What is expected: Repeat the whole of the data, keeping every detail the same.

** START OF Extracted records **

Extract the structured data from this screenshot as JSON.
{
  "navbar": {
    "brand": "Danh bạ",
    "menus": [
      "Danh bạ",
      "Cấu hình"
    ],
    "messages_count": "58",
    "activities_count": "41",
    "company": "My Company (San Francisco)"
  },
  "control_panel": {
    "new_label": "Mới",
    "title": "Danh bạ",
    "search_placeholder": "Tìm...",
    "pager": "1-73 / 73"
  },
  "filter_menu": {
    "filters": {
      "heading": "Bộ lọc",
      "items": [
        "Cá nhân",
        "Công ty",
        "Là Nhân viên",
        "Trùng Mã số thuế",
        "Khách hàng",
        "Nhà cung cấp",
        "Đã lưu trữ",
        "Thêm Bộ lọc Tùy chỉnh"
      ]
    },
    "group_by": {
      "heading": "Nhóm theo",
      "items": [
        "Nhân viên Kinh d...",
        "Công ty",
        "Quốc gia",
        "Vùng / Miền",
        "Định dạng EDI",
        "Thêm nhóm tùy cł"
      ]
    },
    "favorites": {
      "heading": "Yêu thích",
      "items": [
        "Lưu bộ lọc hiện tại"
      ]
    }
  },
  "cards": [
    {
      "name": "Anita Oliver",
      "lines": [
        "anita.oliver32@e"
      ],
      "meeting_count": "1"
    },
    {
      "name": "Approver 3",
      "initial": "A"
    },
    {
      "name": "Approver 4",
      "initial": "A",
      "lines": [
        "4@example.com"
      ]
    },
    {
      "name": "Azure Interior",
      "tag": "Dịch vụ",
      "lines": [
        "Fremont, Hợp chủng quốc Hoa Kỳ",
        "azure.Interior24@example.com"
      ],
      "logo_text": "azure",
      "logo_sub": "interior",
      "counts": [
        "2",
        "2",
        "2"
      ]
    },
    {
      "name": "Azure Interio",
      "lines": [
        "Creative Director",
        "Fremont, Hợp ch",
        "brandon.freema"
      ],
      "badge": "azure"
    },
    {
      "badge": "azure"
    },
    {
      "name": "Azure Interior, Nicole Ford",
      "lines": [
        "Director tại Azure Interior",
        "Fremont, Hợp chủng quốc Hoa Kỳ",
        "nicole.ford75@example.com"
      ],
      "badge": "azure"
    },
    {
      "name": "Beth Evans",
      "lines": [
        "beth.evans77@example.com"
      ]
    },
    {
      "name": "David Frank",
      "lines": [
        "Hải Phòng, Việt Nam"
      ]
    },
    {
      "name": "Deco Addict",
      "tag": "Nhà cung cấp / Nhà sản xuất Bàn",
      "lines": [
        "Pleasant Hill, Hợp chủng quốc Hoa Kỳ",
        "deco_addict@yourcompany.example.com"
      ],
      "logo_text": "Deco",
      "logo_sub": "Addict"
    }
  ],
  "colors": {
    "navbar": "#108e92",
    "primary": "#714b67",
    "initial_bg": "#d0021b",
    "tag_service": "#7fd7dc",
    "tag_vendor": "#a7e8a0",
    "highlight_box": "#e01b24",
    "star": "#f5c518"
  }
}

** END OF Extracted records **

Exercise solution:
Extract the structured data from this screenshot as JSON.
{
  "navbar": {
    "brand": "Danh bạ",
    "menus": [
      "Danh bạ",
      "Cấu hình"
    ],
    "messages_count": "58",
    "activities_count": "41",
    "company": "My Company (San Francisco)"
  },
  "control_panel": {
    "new_label": "Mới",
    "title": "Danh bạ",
    "search_placeholder": "Tìm...",
    "pager": "1-73 / 73"
  },
  "filter_menu": {
    "filters": {
      "heading": "Bộ lọc",
      "items": [
        "Cá nhân",
        "Công ty",
        "Là Nhân viên",
        "Trùng Mã số thuế",
        "Khách hàng",
        "Nhà cung cấp",
        "Đã lưu trữ",
        "Thêm Bộ lọc Tùy chỉnh"
      ]
    },
    "group_by": {
      "heading": "Nhóm theo",
      "items": [
        "Nhân viên Kinh d...",
        "Công ty",
        "Quốc gia",
        "Vùng / Miền",
        "Định dạng EDI",
        "Thêm nhóm tùy cł"
      ]
    },
    "favorites": {
      "heading": "Yêu thích",
      "items": [
        "Lưu bộ lọc hiện tại"
      ]
    }
  },
  "cards": [
    {
      "name": "Anita Oliver",
      "lines": [
        "anita.oliver32@e"
      ],
      "meeting_count": "1"
    },
    {
      "name": "Approver 3",
      "initial": "A"
    },
    {
      "name": "Approver 4",
      "initial": "A",
      "lines": [
        "4@example.com"
      ]
    },
    {
      "name": "Azure Interior",
      "tag": "Dịch vụ",
      "lines": [
        "Fremont, Hợp chủng quốc Hoa Kỳ",
        "azure.Interior24@example.com"
      ],
      "logo_text": "azure",
      "logo_sub": "interior",
      "counts": [
        "2",
        "2",
        "2"
      ]
    },
    {
      "name": "Azure Interio",
      "lines": [
        "Creative Director",
        "Fremont, Hợp ch",
        "brandon.freema"
      ],
      "badge": "azure"
    },
    {
      "badge": "azure"
    },
    {
      "name": "Azure Interior, Nicole Ford",
      "lines": [
        "Director tại Azure Interior",
        "Fremont, Hợp chủng quốc Hoa Kỳ",
        "nicole.ford75@example.com"
      ],
      "badge": "azure"
    },
    {
      "name": "Beth Evans",
      "lines": [
        "beth.evans77@example.com"
      ]
    },
    {
      "name": "David Frank",
      "lines": [
        "Hải Phòng, Việt Nam"
      ]
    },
    {
      "name": "Deco Addict",
      "tag": "Nhà cung cấp / Nhà sản xuất Bàn",
      "lines": [
        "Pleasant Hill, Hợp chủng quốc Hoa Kỳ",
        "deco_addict@yourcompany.example.com"
      ],
      "logo_text": "Deco",
      "logo_sub": "Addict"
    }
  ],
  "colors": {
    "navbar": "#108e92",
    "primary": "#714b67",
    "initial_bg": "#d0021b",
    "tag_service": "#7fd7dc",
    "tag_vendor": "#a7e8a0",
    "highlight_box": "#e01b24",
    "star": "#f5c518"
  }
}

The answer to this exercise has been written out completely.